**DATASET RECORDS**
•••••
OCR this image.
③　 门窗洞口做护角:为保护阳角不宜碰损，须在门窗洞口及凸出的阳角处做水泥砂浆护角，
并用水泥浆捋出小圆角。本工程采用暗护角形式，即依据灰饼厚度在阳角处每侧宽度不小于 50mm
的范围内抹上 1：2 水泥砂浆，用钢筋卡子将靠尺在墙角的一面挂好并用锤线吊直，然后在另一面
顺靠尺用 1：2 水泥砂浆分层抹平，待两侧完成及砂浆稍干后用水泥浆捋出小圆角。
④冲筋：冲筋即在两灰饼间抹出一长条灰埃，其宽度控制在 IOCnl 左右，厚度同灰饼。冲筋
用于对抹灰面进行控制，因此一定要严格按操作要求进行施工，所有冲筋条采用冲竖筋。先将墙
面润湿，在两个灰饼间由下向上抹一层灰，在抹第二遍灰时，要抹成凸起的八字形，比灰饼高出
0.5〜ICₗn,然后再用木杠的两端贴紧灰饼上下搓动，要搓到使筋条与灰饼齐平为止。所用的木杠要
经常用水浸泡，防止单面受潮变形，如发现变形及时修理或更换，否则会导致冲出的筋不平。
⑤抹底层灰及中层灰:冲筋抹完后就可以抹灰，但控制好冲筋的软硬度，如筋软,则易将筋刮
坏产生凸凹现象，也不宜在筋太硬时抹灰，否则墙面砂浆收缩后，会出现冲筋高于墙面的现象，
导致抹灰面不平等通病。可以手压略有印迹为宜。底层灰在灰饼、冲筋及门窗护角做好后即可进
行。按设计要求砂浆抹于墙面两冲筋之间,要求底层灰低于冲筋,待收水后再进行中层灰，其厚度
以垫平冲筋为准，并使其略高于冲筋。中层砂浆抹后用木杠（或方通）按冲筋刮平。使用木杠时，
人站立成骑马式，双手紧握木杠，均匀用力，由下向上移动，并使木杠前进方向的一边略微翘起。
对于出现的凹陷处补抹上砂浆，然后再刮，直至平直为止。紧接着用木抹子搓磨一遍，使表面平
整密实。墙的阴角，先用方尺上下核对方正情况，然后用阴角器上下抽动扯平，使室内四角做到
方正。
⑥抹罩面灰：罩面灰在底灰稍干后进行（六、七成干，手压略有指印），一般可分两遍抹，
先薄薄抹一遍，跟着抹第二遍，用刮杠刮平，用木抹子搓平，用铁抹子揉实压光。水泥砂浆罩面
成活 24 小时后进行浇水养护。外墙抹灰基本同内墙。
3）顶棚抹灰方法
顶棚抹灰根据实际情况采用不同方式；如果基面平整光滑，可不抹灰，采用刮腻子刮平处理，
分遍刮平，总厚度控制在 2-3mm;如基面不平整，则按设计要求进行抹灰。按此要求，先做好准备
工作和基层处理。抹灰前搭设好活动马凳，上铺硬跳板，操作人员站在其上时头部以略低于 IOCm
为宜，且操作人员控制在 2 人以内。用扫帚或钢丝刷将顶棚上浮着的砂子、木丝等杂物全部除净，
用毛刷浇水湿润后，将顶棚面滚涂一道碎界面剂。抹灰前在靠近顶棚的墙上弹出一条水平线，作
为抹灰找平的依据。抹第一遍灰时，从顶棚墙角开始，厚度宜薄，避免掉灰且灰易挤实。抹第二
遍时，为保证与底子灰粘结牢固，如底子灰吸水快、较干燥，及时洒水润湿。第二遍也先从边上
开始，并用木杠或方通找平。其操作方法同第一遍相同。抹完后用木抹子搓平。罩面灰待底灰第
•••••
**TASK REQUIREMENTS**
Your task is to extract all of the records exactly.

**RESULT OF THIS EXERCISE**
OCR this image.
③　 门窗洞口做护角:为保护阳角不宜碰损，须在门窗洞口及凸出的阳角处做水泥砂浆护角，
并用水泥浆捋出小圆角。本工程采用暗护角形式，即依据灰饼厚度在阳角处每侧宽度不小于 50mm
的范围内抹上 1：2 水泥砂浆，用钢筋卡子将靠尺在墙角的一面挂好并用锤线吊直，然后在另一面
顺靠尺用 1：2 水泥砂浆分层抹平，待两侧完成及砂浆稍干后用水泥浆捋出小圆角。
④冲筋：冲筋即在两灰饼间抹出一长条灰埃，其宽度控制在 IOCnl 左右，厚度同灰饼。冲筋
用于对抹灰面进行控制，因此一定要严格按操作要求进行施工，所有冲筋条采用冲竖筋。先将墙
面润湿，在两个灰饼间由下向上抹一层灰，在抹第二遍灰时，要抹成凸起的八字形，比灰饼高出
0.5〜ICₗn,然后再用木杠的两端贴紧灰饼上下搓动，要搓到使筋条与灰饼齐平为止。所用的木杠要
经常用水浸泡，防止单面受潮变形，如发现变形及时修理或更换，否则会导致冲出的筋不平。
⑤抹底层灰及中层灰:冲筋抹完后就可以抹灰，但控制好冲筋的软硬度，如筋软,则易将筋刮
坏产生凸凹现象，也不宜在筋太硬时抹灰，否则墙面砂浆收缩后，会出现冲筋高于墙面的现象，
导致抹灰面不平等通病。可以手压略有印迹为宜。底层灰在灰饼、冲筋及门窗护角做好后即可进
行。按设计要求砂浆抹于墙面两冲筋之间,要求底层灰低于冲筋,待收水后再进行中层灰，其厚度
以垫平冲筋为准，并使其略高于冲筋。中层砂浆抹后用木杠（或方通）按冲筋刮平。使用木杠时，
人站立成骑马式，双手紧握木杠，均匀用力，由下向上移动，并使木杠前进方向的一边略微翘起。
对于出现的凹陷处补抹上砂浆，然后再刮，直至平直为止。紧接着用木抹子搓磨一遍，使表面平
整密实。墙的阴角，先用方尺上下核对方正情况，然后用阴角器上下抽动扯平，使室内四角做到
方正。
⑥抹罩面灰：罩面灰在底灰稍干后进行（六、七成干，手压略有指印），一般可分两遍抹，
先薄薄抹一遍，跟着抹第二遍，用刮杠刮平，用木抹子搓平，用铁抹子揉实压光。水泥砂浆罩面
成活 24 小时后进行浇水养护。外墙抹灰基本同内墙。
3）顶棚抹灰方法
顶棚抹灰根据实际情况采用不同方式；如果基面平整光滑，可不抹灰，采用刮腻子刮平处理，
分遍刮平，总厚度控制在 2-3mm;如基面不平整，则按设计要求进行抹灰。按此要求，先做好准备
工作和基层处理。抹灰前搭设好活动马凳，上铺硬跳板，操作人员站在其上时头部以略低于 IOCm
为宜，且操作人员控制在 2 人以内。用扫帚或钢丝刷将顶棚上浮着的砂子、木丝等杂物全部除净，
用毛刷浇水湿润后，将顶棚面滚涂一道碎界面剂。抹灰前在靠近顶棚的墙上弹出一条水平线，作
为抹灰找平的依据。抹第一遍灰时，从顶棚墙角开始，厚度宜薄，避免掉灰且灰易挤实。抹第二
遍时，为保证与底子灰粘结牢固，如底子灰吸水快、较干燥，及时洒水润湿。第二遍也先从边上
开始，并用木杠或方通找平。其操作方法同第一遍相同。抹完后用木抹子搓平。罩面灰待底灰第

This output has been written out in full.